• DO THIS:
Reply only with how many lines contain the word "Home".

• DATASET CONTENT:
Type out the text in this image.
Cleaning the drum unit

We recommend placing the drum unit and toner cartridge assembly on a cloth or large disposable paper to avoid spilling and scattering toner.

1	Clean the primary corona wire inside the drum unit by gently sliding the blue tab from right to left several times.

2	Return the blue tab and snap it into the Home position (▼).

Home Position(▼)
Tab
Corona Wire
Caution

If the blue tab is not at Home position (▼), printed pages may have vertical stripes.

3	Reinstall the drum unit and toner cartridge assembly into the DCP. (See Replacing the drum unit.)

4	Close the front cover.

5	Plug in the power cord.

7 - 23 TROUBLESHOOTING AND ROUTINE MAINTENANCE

• RESPONSE TO THIS TASK:
3